Collection entries:
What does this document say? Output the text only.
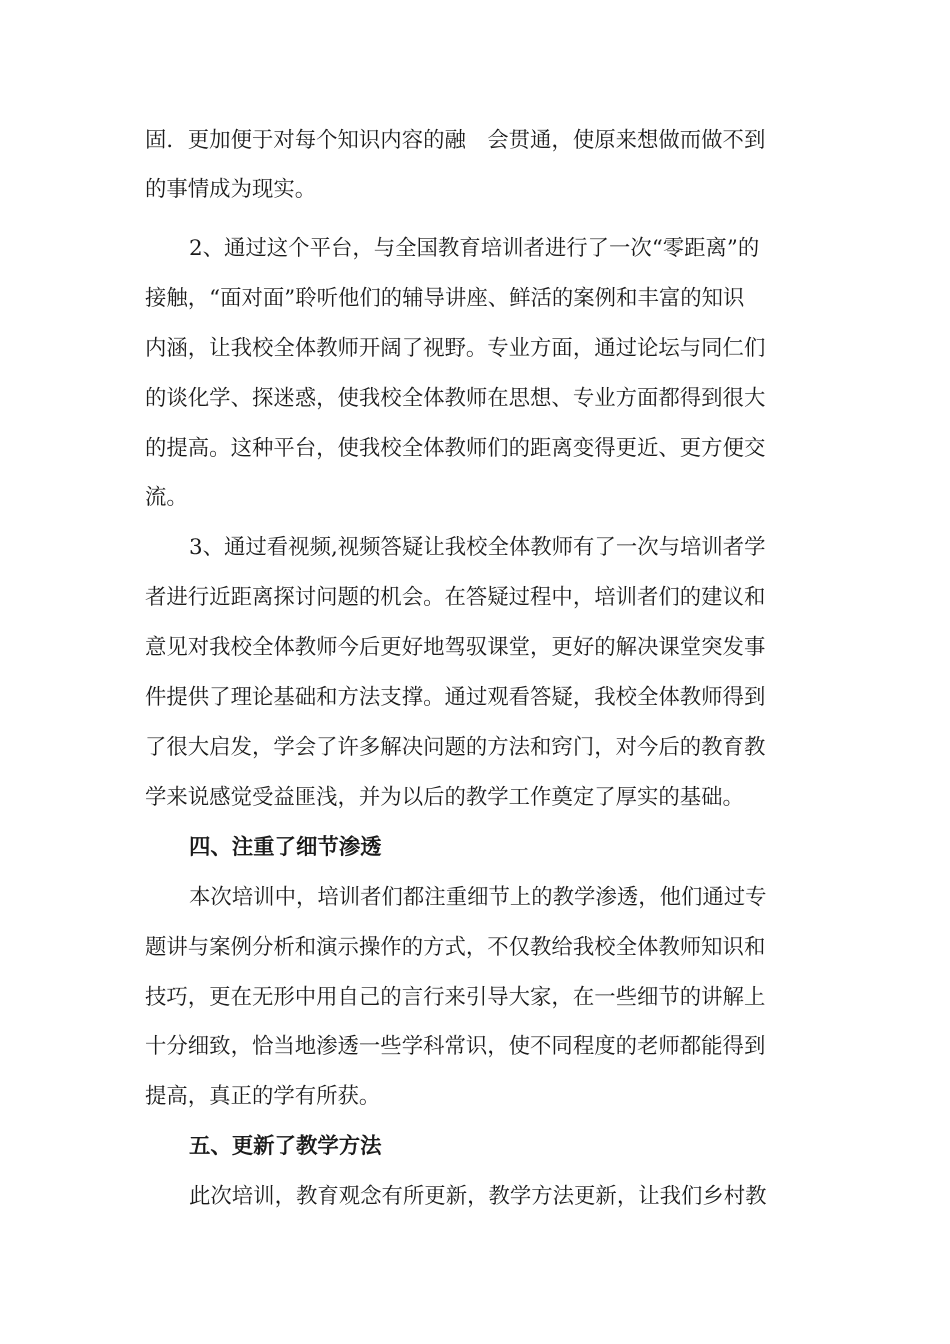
固．更加便于对每个知识内容的融　会贯通，使原来想做而做不到
的事情成为现实。
2、通过这个平台，与全国教育培训者进行了一次“零距离”的
接触，“面对面”聆听他们的辅导讲座、鲜活的案例和丰富的知识
内涵，让我校全体教师开阔了视野。专业方面，通过论坛与同仁们
的谈化学、探迷惑，使我校全体教师在思想、专业方面都得到很大
的提高。这种平台，使我校全体教师们的距离变得更近、更方便交
流。
3、通过看视频,视频答疑让我校全体教师有了一次与培训者学
者进行近距离探讨问题的机会。在答疑过程中，培训者们的建议和
意见对我校全体教师今后更好地驾驭课堂，更好的解决课堂突发事
件提供了理论基础和方法支撑。通过观看答疑，我校全体教师得到
了很大启发，学会了许多解决问题的方法和窍门，对今后的教育教
学来说感觉受益匪浅，并为以后的教学工作奠定了厚实的基础。
四、注重了细节渗透
本次培训中，培训者们都注重细节上的教学渗透，他们通过专
题讲与案例分析和演示操作的方式，不仅教给我校全体教师知识和
技巧，更在无形中用自己的言行来引导大家，在一些细节的讲解上
十分细致，恰当地渗透一些学科常识，使不同程度的老师都能得到
提高，真正的学有所获。
五、更新了教学方法
此次培训，教育观念有所更新，教学方法更新，让我们乡村教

* _YOUR INSTRUCTIONS_
Copy all the records above exactly, but leave out the pictures.

* _EXPECTED ANSWER_
What does this document say? Output the text only.
固．更加便于对每个知识内容的融　会贯通，使原来想做而做不到
的事情成为现实。
2、通过这个平台，与全国教育培训者进行了一次“零距离”的
接触，“面对面”聆听他们的辅导讲座、鲜活的案例和丰富的知识
内涵，让我校全体教师开阔了视野。专业方面，通过论坛与同仁们
的谈化学、探迷惑，使我校全体教师在思想、专业方面都得到很大
的提高。这种平台，使我校全体教师们的距离变得更近、更方便交
流。
3、通过看视频,视频答疑让我校全体教师有了一次与培训者学
者进行近距离探讨问题的机会。在答疑过程中，培训者们的建议和
意见对我校全体教师今后更好地驾驭课堂，更好的解决课堂突发事
件提供了理论基础和方法支撑。通过观看答疑，我校全体教师得到
了很大启发，学会了许多解决问题的方法和窍门，对今后的教育教
学来说感觉受益匪浅，并为以后的教学工作奠定了厚实的基础。
四、注重了细节渗透
本次培训中，培训者们都注重细节上的教学渗透，他们通过专
题讲与案例分析和演示操作的方式，不仅教给我校全体教师知识和
技巧，更在无形中用自己的言行来引导大家，在一些细节的讲解上
十分细致，恰当地渗透一些学科常识，使不同程度的老师都能得到
提高，真正的学有所获。
五、更新了教学方法
此次培训，教育观念有所更新，教学方法更新，让我们乡村教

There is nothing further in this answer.